WHAT YOU HAVE TO DO:
Without the images, print all the entries below exactly as given.

TASK MATERIAL:

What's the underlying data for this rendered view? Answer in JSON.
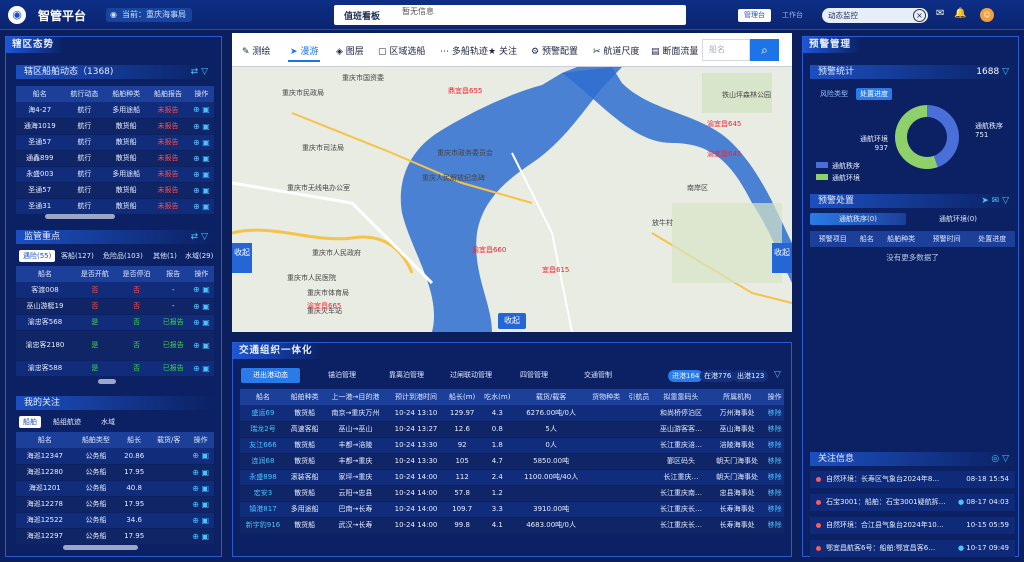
{
  "header": {
    "title": "智管平台",
    "location": "当前：重庆海事局",
    "duty": "值班看板",
    "notice": "暂无信息",
    "btn_workbench_active": "管理台",
    "btn_workspace": "工作台",
    "search_value": "动态监控"
  },
  "left": {
    "title": "辖区态势",
    "ships": {
      "title": "辖区船舶动态（1368)",
      "cols": [
        "船名",
        "航行动态",
        "船舶种类",
        "船舶报告",
        "操作"
      ],
      "rows": [
        [
          "海4-27",
          "航行",
          "多用途船",
          "未报告"
        ],
        [
          "通海1019",
          "航行",
          "散货船",
          "未报告"
        ],
        [
          "圣通57",
          "航行",
          "散货船",
          "未报告"
        ],
        [
          "通鑫899",
          "航行",
          "散货船",
          "未报告"
        ],
        [
          "永盛003",
          "航行",
          "多用途船",
          "未报告"
        ],
        [
          "圣通57",
          "航行",
          "散货船",
          "未报告"
        ],
        [
          "圣通31",
          "航行",
          "散货船",
          "未报告"
        ]
      ]
    },
    "focus": {
      "title": "监管重点",
      "tabs": [
        "遇险(55)",
        "客船(127)",
        "危险品(103)",
        "其他(1)",
        "水域(29)"
      ],
      "cols": [
        "船名",
        "是否开航",
        "是否停泊",
        "报告",
        "操作"
      ],
      "rows": [
        [
          "客渡008",
          "否",
          "否",
          "-"
        ],
        [
          "巫山游艇19",
          "否",
          "否",
          "-"
        ],
        [
          "渝忠客568",
          "是",
          "否",
          "已报告"
        ],
        [
          "渝忠客2180",
          "是",
          "否",
          "已报告"
        ],
        [
          "渝忠客588",
          "是",
          "否",
          "已报告"
        ]
      ]
    },
    "mine": {
      "title": "我的关注",
      "tabs": [
        "船舶",
        "船组航迹",
        "水域"
      ],
      "cols": [
        "船名",
        "船舶类型",
        "船长",
        "载货/客",
        "操作"
      ],
      "rows": [
        [
          "海巡12347",
          "公务船",
          "20.86",
          ""
        ],
        [
          "海巡12280",
          "公务船",
          "17.95",
          ""
        ],
        [
          "海巡1201",
          "公务船",
          "40.8",
          ""
        ],
        [
          "海巡12278",
          "公务船",
          "17.95",
          ""
        ],
        [
          "海巡12522",
          "公务船",
          "34.6",
          ""
        ],
        [
          "海巡12297",
          "公务船",
          "17.95",
          ""
        ]
      ]
    }
  },
  "map": {
    "tools": [
      "测绘",
      "漫游",
      "图层",
      "区域选船",
      "多船轨迹",
      "关注",
      "预警配置",
      "航道尺度",
      "断面流量"
    ],
    "search_placeholder": "船名",
    "collapse_left": "收起",
    "collapse_right": "收起",
    "collapse_bottom": "收起",
    "labels": [
      "重庆市民政局",
      "重庆市国资委",
      "重庆市人民政府",
      "重庆市无线电办公室",
      "重庆市人民医院",
      "重庆市体育局",
      "重庆火车站",
      "重庆市政务委员会",
      "重庆人民解放纪念碑",
      "重庆市司法局",
      "南岸区",
      "放牛村",
      "铁山坪森林公园"
    ],
    "ship_labels": [
      "鼎宜昌655",
      "渝宜昌645",
      "渝宜昌645",
      "渝宜昌660",
      "渝宜昌665",
      "宜昌615"
    ]
  },
  "traffic": {
    "title": "交通组织一体化",
    "tabs": [
      "进出港动态",
      "锚泊管理",
      "靠离泊管理",
      "过闸联动管理",
      "四管管理",
      "交通管制"
    ],
    "stats": [
      "进港164",
      "在港776",
      "出港123"
    ],
    "cols": [
      "船名",
      "船舶种类",
      "上一港→目的港",
      "预计到港时间",
      "船长(m)",
      "吃水(m)",
      "载货/载客",
      "货物种类",
      "引航员",
      "拟靠靠码头",
      "所属机构",
      "操作"
    ],
    "rows": [
      [
        "盛运69",
        "散货船",
        "南京→重庆万州",
        "10-24 13:10",
        "129.97",
        "4.3",
        "6276.00吨/0人",
        "",
        "",
        "和尚桥停泊区",
        "万州海事处",
        "移除"
      ],
      [
        "瑞龙2号",
        "高速客船",
        "巫山→巫山",
        "10-24 13:27",
        "12.6",
        "0.8",
        "5人",
        "",
        "",
        "巫山游客客…",
        "巫山海事处",
        "移除"
      ],
      [
        "友江666",
        "散货船",
        "丰都→涪陵",
        "10-24 13:30",
        "92",
        "1.8",
        "0人",
        "",
        "",
        "长江重庆涪…",
        "涪陵海事处",
        "移除"
      ],
      [
        "连润68",
        "散货船",
        "丰都→重庆",
        "10-24 13:30",
        "105",
        "4.7",
        "5850.00吨",
        "",
        "",
        "鄞区码头",
        "朝天门海事处",
        "移除"
      ],
      [
        "永盛898",
        "滚装客船",
        "家坪→重庆",
        "10-24 14:00",
        "112",
        "2.4",
        "1100.00吨/40人",
        "",
        "",
        "长江重庆…",
        "朝天门海事处",
        "移除"
      ],
      [
        "宏安3",
        "散货船",
        "云阳→忠县",
        "10-24 14:00",
        "57.8",
        "1.2",
        "",
        "",
        "",
        "长江重庆南…",
        "忠县海事处",
        "移除"
      ],
      [
        "镇港817",
        "多用途船",
        "巴南→长寿",
        "10-24 14:00",
        "109.7",
        "3.3",
        "3910.00吨",
        "",
        "",
        "长江重庆长…",
        "长寿海事处",
        "移除"
      ],
      [
        "新宇豹916",
        "散货船",
        "武汉→长寿",
        "10-24 14:00",
        "99.8",
        "4.1",
        "4683.00吨/0人",
        "",
        "",
        "长江重庆长…",
        "长寿海事处",
        "移除"
      ]
    ]
  },
  "right": {
    "title": "预警管理",
    "stats": {
      "title": "预警统计",
      "total": "1688",
      "tabs": [
        "风险类型",
        "处置进度"
      ],
      "slices": [
        {
          "name": "通航秩序",
          "value": 751,
          "color": "#4a6fd8"
        },
        {
          "name": "通航环境",
          "value": 937,
          "color": "#8ed06a"
        }
      ],
      "label_a": "通航秩序",
      "label_a_val": "751",
      "label_b": "通航环境",
      "label_b_val": "937"
    },
    "handle": {
      "title": "预警处置",
      "tabs": [
        "通航秩序(0)",
        "通航环境(0)"
      ],
      "cols": [
        "预警项目",
        "船名",
        "船舶种类",
        "预警时间",
        "处置进度"
      ],
      "empty": "没有更多数据了"
    },
    "info": {
      "title": "关注信息",
      "items": [
        {
          "text": "自然环境：长寿区气象台2024年8…",
          "time": "08-18 15:54"
        },
        {
          "text": "石宝3001：船舶：石宝3001疑航拆…",
          "time": "08-17 04:03"
        },
        {
          "text": "自然环境：合江县气象台2024年10…",
          "time": "10-15 05:59"
        },
        {
          "text": "鄂宜昌航客6号：船舶:鄂宜昌客6…",
          "time": "10-17 09:49"
        }
      ]
    }
  }
}
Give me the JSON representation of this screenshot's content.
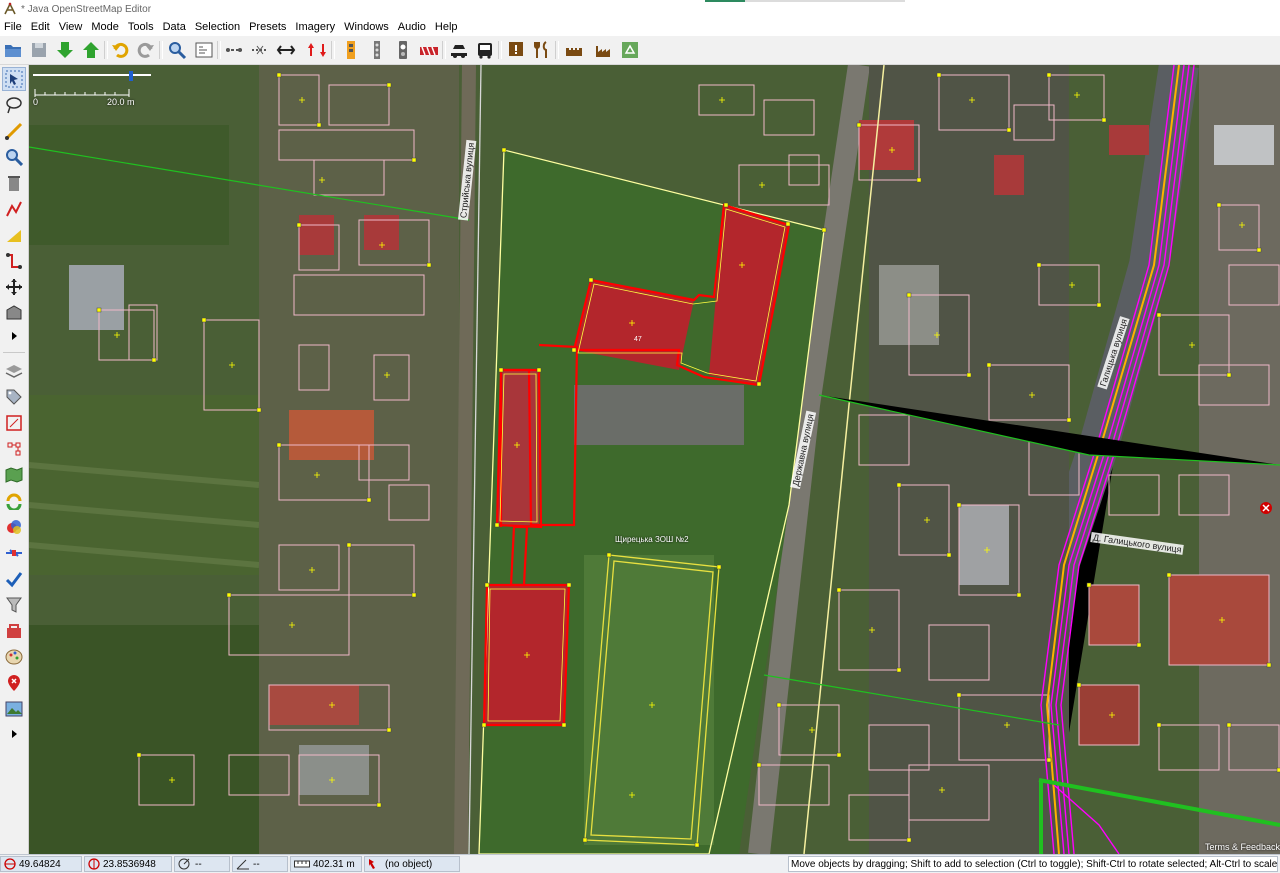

WRITTEN RESPONSE:
What's the underlying data for this rendered view? Answer in JSON.
{
  "header": {
    "title": "智管平台",
    "location": "当前：重庆海事局",
    "duty": "值班看板",
    "notice": "暂无信息",
    "btn_workbench_active": "管理台",
    "btn_workspace": "工作台",
    "search_value": "动态监控"
  },
  "left": {
    "title": "辖区态势",
    "ships": {
      "title": "辖区船舶动态（1368)",
      "cols": [
        "船名",
        "航行动态",
        "船舶种类",
        "船舶报告",
        "操作"
      ],
      "rows": [
        [
          "海4-27",
          "航行",
          "多用途船",
          "未报告"
        ],
        [
          "通海1019",
          "航行",
          "散货船",
          "未报告"
        ],
        [
          "圣通57",
          "航行",
          "散货船",
          "未报告"
        ],
        [
          "通鑫899",
          "航行",
          "散货船",
          "未报告"
        ],
        [
          "永盛003",
          "航行",
          "多用途船",
          "未报告"
        ],
        [
          "圣通57",
          "航行",
          "散货船",
          "未报告"
        ],
        [
          "圣通31",
          "航行",
          "散货船",
          "未报告"
        ]
      ]
    },
    "focus": {
      "title": "监管重点",
      "tabs": [
        "遇险(55)",
        "客船(127)",
        "危险品(103)",
        "其他(1)",
        "水域(29)"
      ],
      "cols": [
        "船名",
        "是否开航",
        "是否停泊",
        "报告",
        "操作"
      ],
      "rows": [
        [
          "客渡008",
          "否",
          "否",
          "-"
        ],
        [
          "巫山游艇19",
          "否",
          "否",
          "-"
        ],
        [
          "渝忠客568",
          "是",
          "否",
          "已报告"
        ],
        [
          "渝忠客2180",
          "是",
          "否",
          "已报告"
        ],
        [
          "渝忠客588",
          "是",
          "否",
          "已报告"
        ]
      ]
    },
    "mine": {
      "title": "我的关注",
      "tabs": [
        "船舶",
        "船组航迹",
        "水域"
      ],
      "cols": [
        "船名",
        "船舶类型",
        "船长",
        "载货/客",
        "操作"
      ],
      "rows": [
        [
          "海巡12347",
          "公务船",
          "20.86",
          ""
        ],
        [
          "海巡12280",
          "公务船",
          "17.95",
          ""
        ],
        [
          "海巡1201",
          "公务船",
          "40.8",
          ""
        ],
        [
          "海巡12278",
          "公务船",
          "17.95",
          ""
        ],
        [
          "海巡12522",
          "公务船",
          "34.6",
          ""
        ],
        [
          "海巡12297",
          "公务船",
          "17.95",
          ""
        ]
      ]
    }
  },
  "map": {
    "tools": [
      "测绘",
      "漫游",
      "图层",
      "区域选船",
      "多船轨迹",
      "关注",
      "预警配置",
      "航道尺度",
      "断面流量"
    ],
    "search_placeholder": "船名",
    "collapse_left": "收起",
    "collapse_right": "收起",
    "collapse_bottom": "收起",
    "labels": [
      "重庆市民政局",
      "重庆市国资委",
      "重庆市人民政府",
      "重庆市无线电办公室",
      "重庆市人民医院",
      "重庆市体育局",
      "重庆火车站",
      "重庆市政务委员会",
      "重庆人民解放纪念碑",
      "重庆市司法局",
      "南岸区",
      "放牛村",
      "铁山坪森林公园"
    ],
    "ship_labels": [
      "鼎宜昌655",
      "渝宜昌645",
      "渝宜昌645",
      "渝宜昌660",
      "渝宜昌665",
      "宜昌615"
    ]
  },
  "traffic": {
    "title": "交通组织一体化",
    "tabs": [
      "进出港动态",
      "锚泊管理",
      "靠离泊管理",
      "过闸联动管理",
      "四管管理",
      "交通管制"
    ],
    "stats": [
      "进港164",
      "在港776",
      "出港123"
    ],
    "cols": [
      "船名",
      "船舶种类",
      "上一港→目的港",
      "预计到港时间",
      "船长(m)",
      "吃水(m)",
      "载货/载客",
      "货物种类",
      "引航员",
      "拟靠靠码头",
      "所属机构",
      "操作"
    ],
    "rows": [
      [
        "盛运69",
        "散货船",
        "南京→重庆万州",
        "10-24 13:10",
        "129.97",
        "4.3",
        "6276.00吨/0人",
        "",
        "",
        "和尚桥停泊区",
        "万州海事处",
        "移除"
      ],
      [
        "瑞龙2号",
        "高速客船",
        "巫山→巫山",
        "10-24 13:27",
        "12.6",
        "0.8",
        "5人",
        "",
        "",
        "巫山游客客…",
        "巫山海事处",
        "移除"
      ],
      [
        "友江666",
        "散货船",
        "丰都→涪陵",
        "10-24 13:30",
        "92",
        "1.8",
        "0人",
        "",
        "",
        "长江重庆涪…",
        "涪陵海事处",
        "移除"
      ],
      [
        "连润68",
        "散货船",
        "丰都→重庆",
        "10-24 13:30",
        "105",
        "4.7",
        "5850.00吨",
        "",
        "",
        "鄞区码头",
        "朝天门海事处",
        "移除"
      ],
      [
        "永盛898",
        "滚装客船",
        "家坪→重庆",
        "10-24 14:00",
        "112",
        "2.4",
        "1100.00吨/40人",
        "",
        "",
        "长江重庆…",
        "朝天门海事处",
        "移除"
      ],
      [
        "宏安3",
        "散货船",
        "云阳→忠县",
        "10-24 14:00",
        "57.8",
        "1.2",
        "",
        "",
        "",
        "长江重庆南…",
        "忠县海事处",
        "移除"
      ],
      [
        "镇港817",
        "多用途船",
        "巴南→长寿",
        "10-24 14:00",
        "109.7",
        "3.3",
        "3910.00吨",
        "",
        "",
        "长江重庆长…",
        "长寿海事处",
        "移除"
      ],
      [
        "新宇豹916",
        "散货船",
        "武汉→长寿",
        "10-24 14:00",
        "99.8",
        "4.1",
        "4683.00吨/0人",
        "",
        "",
        "长江重庆长…",
        "长寿海事处",
        "移除"
      ]
    ]
  },
  "right": {
    "title": "预警管理",
    "stats": {
      "title": "预警统计",
      "total": "1688",
      "tabs": [
        "风险类型",
        "处置进度"
      ],
      "slices": [
        {
          "name": "通航秩序",
          "value": 751,
          "color": "#4a6fd8"
        },
        {
          "name": "通航环境",
          "value": 937,
          "color": "#8ed06a"
        }
      ],
      "label_a": "通航秩序",
      "label_a_val": "751",
      "label_b": "通航环境",
      "label_b_val": "937"
    },
    "handle": {
      "title": "预警处置",
      "tabs": [
        "通航秩序(0)",
        "通航环境(0)"
      ],
      "cols": [
        "预警项目",
        "船名",
        "船舶种类",
        "预警时间",
        "处置进度"
      ],
      "empty": "没有更多数据了"
    },
    "info": {
      "title": "关注信息",
      "items": [
        {
          "text": "自然环境：长寿区气象台2024年8…",
          "time": "08-18 15:54"
        },
        {
          "text": "石宝3001：船舶：石宝3001疑航拆…",
          "time": "08-17 04:03"
        },
        {
          "text": "自然环境：合江县气象台2024年10…",
          "time": "10-15 05:59"
        },
        {
          "text": "鄂宜昌航客6号：船舶:鄂宜昌客6…",
          "time": "10-17 09:49"
        }
      ]
    }
  }
}
Give me the JSON representation of this screenshot's content.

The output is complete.